▶ _Dataset excerpts_:

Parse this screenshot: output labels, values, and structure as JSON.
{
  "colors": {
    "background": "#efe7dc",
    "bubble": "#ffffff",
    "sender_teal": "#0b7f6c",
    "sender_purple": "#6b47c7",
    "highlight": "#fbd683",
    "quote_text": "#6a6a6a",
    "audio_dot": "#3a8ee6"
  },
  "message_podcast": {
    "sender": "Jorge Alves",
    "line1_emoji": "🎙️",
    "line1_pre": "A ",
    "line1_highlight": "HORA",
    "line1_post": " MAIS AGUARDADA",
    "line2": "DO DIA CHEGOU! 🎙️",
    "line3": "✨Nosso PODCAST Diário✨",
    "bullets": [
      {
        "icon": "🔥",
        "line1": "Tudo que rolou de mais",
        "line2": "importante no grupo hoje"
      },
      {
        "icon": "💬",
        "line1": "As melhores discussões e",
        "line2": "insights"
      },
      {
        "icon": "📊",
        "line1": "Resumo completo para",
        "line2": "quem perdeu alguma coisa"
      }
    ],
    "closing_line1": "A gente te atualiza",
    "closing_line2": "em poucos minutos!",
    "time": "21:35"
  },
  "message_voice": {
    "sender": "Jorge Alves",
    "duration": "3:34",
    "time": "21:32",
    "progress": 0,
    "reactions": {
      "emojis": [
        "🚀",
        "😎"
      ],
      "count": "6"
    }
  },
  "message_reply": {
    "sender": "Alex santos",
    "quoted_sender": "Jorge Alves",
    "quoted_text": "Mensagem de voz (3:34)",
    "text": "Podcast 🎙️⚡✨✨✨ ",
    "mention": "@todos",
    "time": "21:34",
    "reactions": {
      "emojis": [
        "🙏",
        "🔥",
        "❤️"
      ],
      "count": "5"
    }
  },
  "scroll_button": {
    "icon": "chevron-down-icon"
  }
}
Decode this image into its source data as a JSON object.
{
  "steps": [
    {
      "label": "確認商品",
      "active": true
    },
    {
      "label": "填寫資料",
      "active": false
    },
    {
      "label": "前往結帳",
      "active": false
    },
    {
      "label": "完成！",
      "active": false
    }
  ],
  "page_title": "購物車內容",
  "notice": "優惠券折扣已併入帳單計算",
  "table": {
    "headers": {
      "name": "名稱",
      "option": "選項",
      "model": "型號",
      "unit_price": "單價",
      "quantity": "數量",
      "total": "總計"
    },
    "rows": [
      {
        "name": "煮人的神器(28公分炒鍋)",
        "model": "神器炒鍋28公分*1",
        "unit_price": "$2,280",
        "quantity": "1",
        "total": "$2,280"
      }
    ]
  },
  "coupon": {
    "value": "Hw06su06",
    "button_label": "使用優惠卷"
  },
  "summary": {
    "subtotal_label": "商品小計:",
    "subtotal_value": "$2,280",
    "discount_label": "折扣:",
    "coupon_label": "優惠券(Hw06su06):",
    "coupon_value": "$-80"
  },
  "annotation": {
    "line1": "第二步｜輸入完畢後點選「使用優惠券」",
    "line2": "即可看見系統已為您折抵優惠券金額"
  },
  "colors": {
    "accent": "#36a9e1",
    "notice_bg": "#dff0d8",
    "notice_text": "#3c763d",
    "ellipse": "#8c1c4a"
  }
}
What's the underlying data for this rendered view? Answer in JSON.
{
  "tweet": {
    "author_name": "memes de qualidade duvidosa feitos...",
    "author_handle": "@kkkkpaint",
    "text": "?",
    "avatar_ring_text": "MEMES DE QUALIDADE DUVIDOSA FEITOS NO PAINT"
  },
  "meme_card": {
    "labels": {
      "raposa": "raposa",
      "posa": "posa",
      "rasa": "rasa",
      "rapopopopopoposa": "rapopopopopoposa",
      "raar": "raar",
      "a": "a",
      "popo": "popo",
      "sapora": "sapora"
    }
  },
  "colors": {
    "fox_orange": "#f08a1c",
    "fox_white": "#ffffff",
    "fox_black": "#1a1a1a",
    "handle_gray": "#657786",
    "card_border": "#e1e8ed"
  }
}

▶ _Instructions to follow_: Give the listing above again, word for word.

▶ _Final answer_:
Parse this screenshot: output labels, values, and structure as JSON.
{
  "colors": {
    "background": "#efe7dc",
    "bubble": "#ffffff",
    "sender_teal": "#0b7f6c",
    "sender_purple": "#6b47c7",
    "highlight": "#fbd683",
    "quote_text": "#6a6a6a",
    "audio_dot": "#3a8ee6"
  },
  "message_podcast": {
    "sender": "Jorge Alves",
    "line1_emoji": "🎙️",
    "line1_pre": "A ",
    "line1_highlight": "HORA",
    "line1_post": " MAIS AGUARDADA",
    "line2": "DO DIA CHEGOU! 🎙️",
    "line3": "✨Nosso PODCAST Diário✨",
    "bullets": [
      {
        "icon": "🔥",
        "line1": "Tudo que rolou de mais",
        "line2": "importante no grupo hoje"
      },
      {
        "icon": "💬",
        "line1": "As melhores discussões e",
        "line2": "insights"
      },
      {
        "icon": "📊",
        "line1": "Resumo completo para",
        "line2": "quem perdeu alguma coisa"
      }
    ],
    "closing_line1": "A gente te atualiza",
    "closing_line2": "em poucos minutos!",
    "time": "21:35"
  },
  "message_voice": {
    "sender": "Jorge Alves",
    "duration": "3:34",
    "time": "21:32",
    "progress": 0,
    "reactions": {
      "emojis": [
        "🚀",
        "😎"
      ],
      "count": "6"
    }
  },
  "message_reply": {
    "sender": "Alex santos",
    "quoted_sender": "Jorge Alves",
    "quoted_text": "Mensagem de voz (3:34)",
    "text": "Podcast 🎙️⚡✨✨✨ ",
    "mention": "@todos",
    "time": "21:34",
    "reactions": {
      "emojis": [
        "🙏",
        "🔥",
        "❤️"
      ],
      "count": "5"
    }
  },
  "scroll_button": {
    "icon": "chevron-down-icon"
  }
}
Decode this image into its source data as a JSON object.
{
  "steps": [
    {
      "label": "確認商品",
      "active": true
    },
    {
      "label": "填寫資料",
      "active": false
    },
    {
      "label": "前往結帳",
      "active": false
    },
    {
      "label": "完成！",
      "active": false
    }
  ],
  "page_title": "購物車內容",
  "notice": "優惠券折扣已併入帳單計算",
  "table": {
    "headers": {
      "name": "名稱",
      "option": "選項",
      "model": "型號",
      "unit_price": "單價",
      "quantity": "數量",
      "total": "總計"
    },
    "rows": [
      {
        "name": "煮人的神器(28公分炒鍋)",
        "model": "神器炒鍋28公分*1",
        "unit_price": "$2,280",
        "quantity": "1",
        "total": "$2,280"
      }
    ]
  },
  "coupon": {
    "value": "Hw06su06",
    "button_label": "使用優惠卷"
  },
  "summary": {
    "subtotal_label": "商品小計:",
    "subtotal_value": "$2,280",
    "discount_label": "折扣:",
    "coupon_label": "優惠券(Hw06su06):",
    "coupon_value": "$-80"
  },
  "annotation": {
    "line1": "第二步｜輸入完畢後點選「使用優惠券」",
    "line2": "即可看見系統已為您折抵優惠券金額"
  },
  "colors": {
    "accent": "#36a9e1",
    "notice_bg": "#dff0d8",
    "notice_text": "#3c763d",
    "ellipse": "#8c1c4a"
  }
}
What's the underlying data for this rendered view? Answer in JSON.
{
  "tweet": {
    "author_name": "memes de qualidade duvidosa feitos...",
    "author_handle": "@kkkkpaint",
    "text": "?",
    "avatar_ring_text": "MEMES DE QUALIDADE DUVIDOSA FEITOS NO PAINT"
  },
  "meme_card": {
    "labels": {
      "raposa": "raposa",
      "posa": "posa",
      "rasa": "rasa",
      "rapopopopopoposa": "rapopopopopoposa",
      "raar": "raar",
      "a": "a",
      "popo": "popo",
      "sapora": "sapora"
    }
  },
  "colors": {
    "fox_orange": "#f08a1c",
    "fox_white": "#ffffff",
    "fox_black": "#1a1a1a",
    "handle_gray": "#657786",
    "card_border": "#e1e8ed"
  }
}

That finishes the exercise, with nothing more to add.